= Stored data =
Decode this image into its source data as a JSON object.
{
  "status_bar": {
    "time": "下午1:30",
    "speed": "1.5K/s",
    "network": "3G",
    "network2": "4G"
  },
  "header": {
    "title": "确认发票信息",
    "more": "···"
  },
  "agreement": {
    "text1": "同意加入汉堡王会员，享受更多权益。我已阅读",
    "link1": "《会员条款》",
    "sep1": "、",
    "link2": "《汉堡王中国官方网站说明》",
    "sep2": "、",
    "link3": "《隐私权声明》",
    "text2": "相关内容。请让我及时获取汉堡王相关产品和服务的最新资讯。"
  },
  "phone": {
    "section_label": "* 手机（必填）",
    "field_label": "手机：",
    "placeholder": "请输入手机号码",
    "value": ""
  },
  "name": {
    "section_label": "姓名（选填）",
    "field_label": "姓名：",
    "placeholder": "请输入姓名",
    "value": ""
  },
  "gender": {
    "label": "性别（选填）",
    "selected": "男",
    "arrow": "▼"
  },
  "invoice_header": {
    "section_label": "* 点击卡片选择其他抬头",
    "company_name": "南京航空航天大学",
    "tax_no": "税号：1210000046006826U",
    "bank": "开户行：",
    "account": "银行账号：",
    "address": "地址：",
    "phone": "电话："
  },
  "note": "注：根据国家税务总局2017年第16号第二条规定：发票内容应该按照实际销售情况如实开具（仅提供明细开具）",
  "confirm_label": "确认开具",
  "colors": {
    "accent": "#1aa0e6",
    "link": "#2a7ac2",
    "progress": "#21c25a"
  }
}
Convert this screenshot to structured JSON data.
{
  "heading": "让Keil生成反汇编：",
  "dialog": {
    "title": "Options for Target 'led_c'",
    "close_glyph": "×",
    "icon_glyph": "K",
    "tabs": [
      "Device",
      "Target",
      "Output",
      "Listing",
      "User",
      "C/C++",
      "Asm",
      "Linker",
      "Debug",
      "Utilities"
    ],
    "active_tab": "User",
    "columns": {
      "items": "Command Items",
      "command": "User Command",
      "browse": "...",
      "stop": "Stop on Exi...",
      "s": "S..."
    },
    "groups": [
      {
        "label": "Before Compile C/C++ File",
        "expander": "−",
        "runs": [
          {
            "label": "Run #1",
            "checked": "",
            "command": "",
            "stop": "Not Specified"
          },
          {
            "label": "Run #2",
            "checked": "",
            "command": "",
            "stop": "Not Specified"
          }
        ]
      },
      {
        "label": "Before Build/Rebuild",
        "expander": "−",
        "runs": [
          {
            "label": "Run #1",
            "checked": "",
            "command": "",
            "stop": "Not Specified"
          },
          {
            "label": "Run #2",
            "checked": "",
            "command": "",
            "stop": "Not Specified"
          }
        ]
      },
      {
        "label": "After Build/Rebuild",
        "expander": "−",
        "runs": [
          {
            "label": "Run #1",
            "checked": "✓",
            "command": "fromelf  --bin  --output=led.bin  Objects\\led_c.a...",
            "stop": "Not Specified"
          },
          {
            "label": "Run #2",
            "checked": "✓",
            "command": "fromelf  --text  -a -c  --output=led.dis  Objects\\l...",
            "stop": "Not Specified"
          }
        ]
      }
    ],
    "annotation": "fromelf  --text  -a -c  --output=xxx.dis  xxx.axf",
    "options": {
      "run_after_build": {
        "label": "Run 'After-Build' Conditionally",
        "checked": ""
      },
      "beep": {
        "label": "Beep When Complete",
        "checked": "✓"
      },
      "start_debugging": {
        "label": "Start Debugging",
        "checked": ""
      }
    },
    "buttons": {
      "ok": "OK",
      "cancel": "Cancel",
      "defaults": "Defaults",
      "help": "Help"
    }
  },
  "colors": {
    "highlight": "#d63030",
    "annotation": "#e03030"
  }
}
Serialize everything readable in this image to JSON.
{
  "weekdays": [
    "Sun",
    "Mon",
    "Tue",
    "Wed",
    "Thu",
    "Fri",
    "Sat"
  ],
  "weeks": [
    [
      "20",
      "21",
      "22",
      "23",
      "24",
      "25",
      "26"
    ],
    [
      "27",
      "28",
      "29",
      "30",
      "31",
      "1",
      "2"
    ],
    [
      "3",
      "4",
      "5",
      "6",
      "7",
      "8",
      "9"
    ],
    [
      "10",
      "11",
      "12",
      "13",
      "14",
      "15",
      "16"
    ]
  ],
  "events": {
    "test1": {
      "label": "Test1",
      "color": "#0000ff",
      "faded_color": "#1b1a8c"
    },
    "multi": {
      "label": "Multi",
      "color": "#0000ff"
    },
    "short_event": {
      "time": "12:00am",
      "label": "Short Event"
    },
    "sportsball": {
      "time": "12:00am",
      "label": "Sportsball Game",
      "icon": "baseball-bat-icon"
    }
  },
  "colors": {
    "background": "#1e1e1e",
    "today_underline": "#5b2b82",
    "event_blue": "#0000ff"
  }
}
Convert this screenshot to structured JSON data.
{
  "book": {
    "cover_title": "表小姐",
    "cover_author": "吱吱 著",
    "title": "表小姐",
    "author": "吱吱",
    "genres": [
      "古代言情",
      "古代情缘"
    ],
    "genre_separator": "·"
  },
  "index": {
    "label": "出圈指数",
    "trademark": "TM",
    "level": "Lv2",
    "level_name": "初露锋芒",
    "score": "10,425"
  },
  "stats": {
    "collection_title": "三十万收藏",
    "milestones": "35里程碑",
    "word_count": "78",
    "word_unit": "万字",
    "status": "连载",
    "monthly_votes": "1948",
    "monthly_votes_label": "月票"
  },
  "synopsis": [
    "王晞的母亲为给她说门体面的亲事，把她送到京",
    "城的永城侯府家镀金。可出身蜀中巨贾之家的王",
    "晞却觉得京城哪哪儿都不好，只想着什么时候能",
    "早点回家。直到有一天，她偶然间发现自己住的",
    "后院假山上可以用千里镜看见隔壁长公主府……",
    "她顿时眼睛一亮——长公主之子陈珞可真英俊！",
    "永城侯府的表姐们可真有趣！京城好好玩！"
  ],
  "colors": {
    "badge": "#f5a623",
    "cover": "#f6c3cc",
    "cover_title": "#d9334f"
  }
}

= WHAT NEEDS TO BE DONE =
The records above should be restated word for word, please.

= FULL ANSWER =
Decode this image into its source data as a JSON object.
{
  "status_bar": {
    "time": "下午1:30",
    "speed": "1.5K/s",
    "network": "3G",
    "network2": "4G"
  },
  "header": {
    "title": "确认发票信息",
    "more": "···"
  },
  "agreement": {
    "text1": "同意加入汉堡王会员，享受更多权益。我已阅读",
    "link1": "《会员条款》",
    "sep1": "、",
    "link2": "《汉堡王中国官方网站说明》",
    "sep2": "、",
    "link3": "《隐私权声明》",
    "text2": "相关内容。请让我及时获取汉堡王相关产品和服务的最新资讯。"
  },
  "phone": {
    "section_label": "* 手机（必填）",
    "field_label": "手机：",
    "placeholder": "请输入手机号码",
    "value": ""
  },
  "name": {
    "section_label": "姓名（选填）",
    "field_label": "姓名：",
    "placeholder": "请输入姓名",
    "value": ""
  },
  "gender": {
    "label": "性别（选填）",
    "selected": "男",
    "arrow": "▼"
  },
  "invoice_header": {
    "section_label": "* 点击卡片选择其他抬头",
    "company_name": "南京航空航天大学",
    "tax_no": "税号：1210000046006826U",
    "bank": "开户行：",
    "account": "银行账号：",
    "address": "地址：",
    "phone": "电话："
  },
  "note": "注：根据国家税务总局2017年第16号第二条规定：发票内容应该按照实际销售情况如实开具（仅提供明细开具）",
  "confirm_label": "确认开具",
  "colors": {
    "accent": "#1aa0e6",
    "link": "#2a7ac2",
    "progress": "#21c25a"
  }
}
Convert this screenshot to structured JSON data.
{
  "heading": "让Keil生成反汇编：",
  "dialog": {
    "title": "Options for Target 'led_c'",
    "close_glyph": "×",
    "icon_glyph": "K",
    "tabs": [
      "Device",
      "Target",
      "Output",
      "Listing",
      "User",
      "C/C++",
      "Asm",
      "Linker",
      "Debug",
      "Utilities"
    ],
    "active_tab": "User",
    "columns": {
      "items": "Command Items",
      "command": "User Command",
      "browse": "...",
      "stop": "Stop on Exi...",
      "s": "S..."
    },
    "groups": [
      {
        "label": "Before Compile C/C++ File",
        "expander": "−",
        "runs": [
          {
            "label": "Run #1",
            "checked": "",
            "command": "",
            "stop": "Not Specified"
          },
          {
            "label": "Run #2",
            "checked": "",
            "command": "",
            "stop": "Not Specified"
          }
        ]
      },
      {
        "label": "Before Build/Rebuild",
        "expander": "−",
        "runs": [
          {
            "label": "Run #1",
            "checked": "",
            "command": "",
            "stop": "Not Specified"
          },
          {
            "label": "Run #2",
            "checked": "",
            "command": "",
            "stop": "Not Specified"
          }
        ]
      },
      {
        "label": "After Build/Rebuild",
        "expander": "−",
        "runs": [
          {
            "label": "Run #1",
            "checked": "✓",
            "command": "fromelf  --bin  --output=led.bin  Objects\\led_c.a...",
            "stop": "Not Specified"
          },
          {
            "label": "Run #2",
            "checked": "✓",
            "command": "fromelf  --text  -a -c  --output=led.dis  Objects\\l...",
            "stop": "Not Specified"
          }
        ]
      }
    ],
    "annotation": "fromelf  --text  -a -c  --output=xxx.dis  xxx.axf",
    "options": {
      "run_after_build": {
        "label": "Run 'After-Build' Conditionally",
        "checked": ""
      },
      "beep": {
        "label": "Beep When Complete",
        "checked": "✓"
      },
      "start_debugging": {
        "label": "Start Debugging",
        "checked": ""
      }
    },
    "buttons": {
      "ok": "OK",
      "cancel": "Cancel",
      "defaults": "Defaults",
      "help": "Help"
    }
  },
  "colors": {
    "highlight": "#d63030",
    "annotation": "#e03030"
  }
}
Serialize everything readable in this image to JSON.
{
  "weekdays": [
    "Sun",
    "Mon",
    "Tue",
    "Wed",
    "Thu",
    "Fri",
    "Sat"
  ],
  "weeks": [
    [
      "20",
      "21",
      "22",
      "23",
      "24",
      "25",
      "26"
    ],
    [
      "27",
      "28",
      "29",
      "30",
      "31",
      "1",
      "2"
    ],
    [
      "3",
      "4",
      "5",
      "6",
      "7",
      "8",
      "9"
    ],
    [
      "10",
      "11",
      "12",
      "13",
      "14",
      "15",
      "16"
    ]
  ],
  "events": {
    "test1": {
      "label": "Test1",
      "color": "#0000ff",
      "faded_color": "#1b1a8c"
    },
    "multi": {
      "label": "Multi",
      "color": "#0000ff"
    },
    "short_event": {
      "time": "12:00am",
      "label": "Short Event"
    },
    "sportsball": {
      "time": "12:00am",
      "label": "Sportsball Game",
      "icon": "baseball-bat-icon"
    }
  },
  "colors": {
    "background": "#1e1e1e",
    "today_underline": "#5b2b82",
    "event_blue": "#0000ff"
  }
}
Convert this screenshot to structured JSON data.
{
  "book": {
    "cover_title": "表小姐",
    "cover_author": "吱吱 著",
    "title": "表小姐",
    "author": "吱吱",
    "genres": [
      "古代言情",
      "古代情缘"
    ],
    "genre_separator": "·"
  },
  "index": {
    "label": "出圈指数",
    "trademark": "TM",
    "level": "Lv2",
    "level_name": "初露锋芒",
    "score": "10,425"
  },
  "stats": {
    "collection_title": "三十万收藏",
    "milestones": "35里程碑",
    "word_count": "78",
    "word_unit": "万字",
    "status": "连载",
    "monthly_votes": "1948",
    "monthly_votes_label": "月票"
  },
  "synopsis": [
    "王晞的母亲为给她说门体面的亲事，把她送到京",
    "城的永城侯府家镀金。可出身蜀中巨贾之家的王",
    "晞却觉得京城哪哪儿都不好，只想着什么时候能",
    "早点回家。直到有一天，她偶然间发现自己住的",
    "后院假山上可以用千里镜看见隔壁长公主府……",
    "她顿时眼睛一亮——长公主之子陈珞可真英俊！",
    "永城侯府的表姐们可真有趣！京城好好玩！"
  ],
  "colors": {
    "badge": "#f5a623",
    "cover": "#f6c3cc",
    "cover_title": "#d9334f"
  }
}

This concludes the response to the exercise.